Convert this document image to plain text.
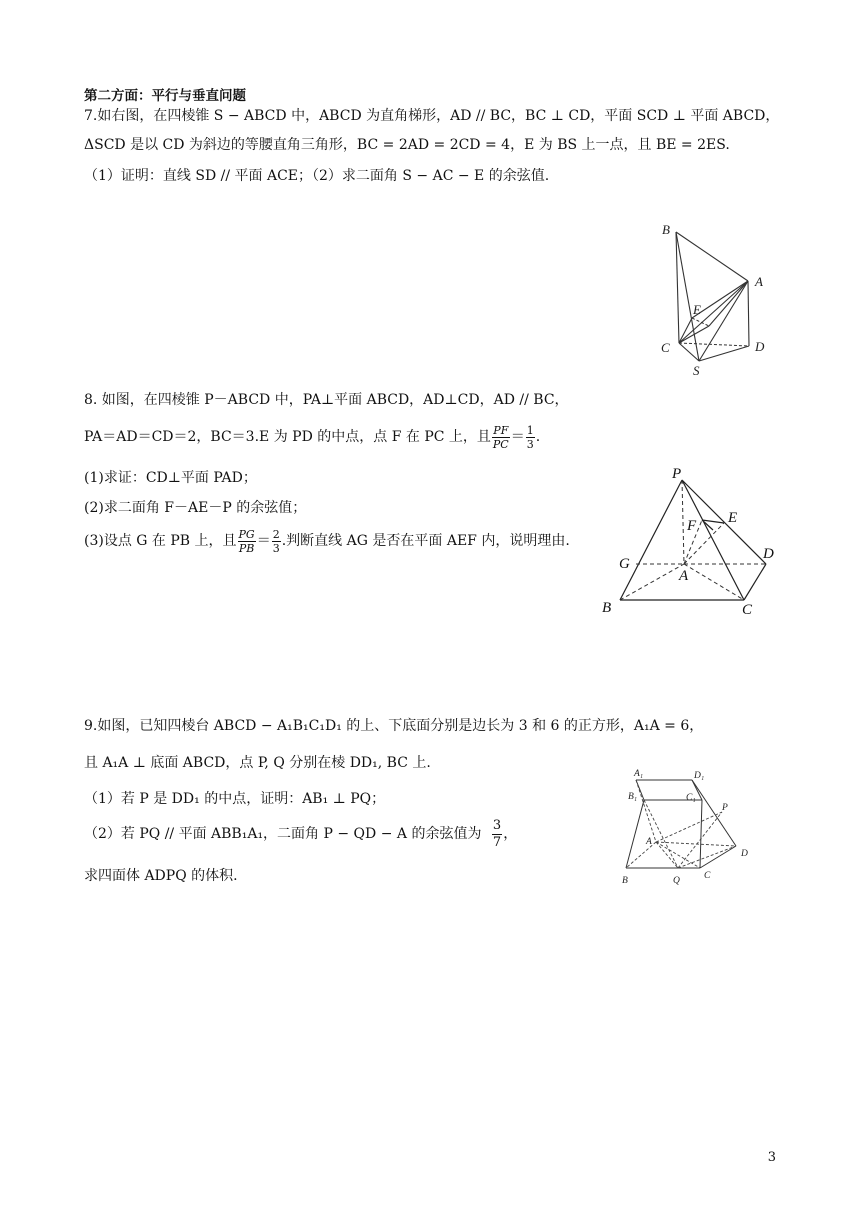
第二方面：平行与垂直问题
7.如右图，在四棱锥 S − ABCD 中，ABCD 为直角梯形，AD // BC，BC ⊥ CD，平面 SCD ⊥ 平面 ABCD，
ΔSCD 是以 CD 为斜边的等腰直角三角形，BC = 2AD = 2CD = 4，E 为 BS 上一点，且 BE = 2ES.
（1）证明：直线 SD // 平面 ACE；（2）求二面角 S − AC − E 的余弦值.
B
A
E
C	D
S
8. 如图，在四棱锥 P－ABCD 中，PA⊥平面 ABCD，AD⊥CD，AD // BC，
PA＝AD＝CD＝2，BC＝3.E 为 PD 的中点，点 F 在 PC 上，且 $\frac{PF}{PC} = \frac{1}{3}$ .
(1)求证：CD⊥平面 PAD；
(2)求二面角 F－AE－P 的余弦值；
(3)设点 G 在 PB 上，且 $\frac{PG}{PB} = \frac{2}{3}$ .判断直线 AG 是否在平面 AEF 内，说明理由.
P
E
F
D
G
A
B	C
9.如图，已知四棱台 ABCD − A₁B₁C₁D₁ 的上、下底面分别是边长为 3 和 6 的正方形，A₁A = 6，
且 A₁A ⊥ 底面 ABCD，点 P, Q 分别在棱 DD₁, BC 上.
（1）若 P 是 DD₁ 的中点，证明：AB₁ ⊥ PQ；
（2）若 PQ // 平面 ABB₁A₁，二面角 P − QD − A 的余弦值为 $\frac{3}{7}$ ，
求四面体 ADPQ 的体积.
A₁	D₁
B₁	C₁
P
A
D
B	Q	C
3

########################################

BRIEF: In the listing, how many lines hold "ABCD"? Answer with a bare number.

FINISHED TASK: 4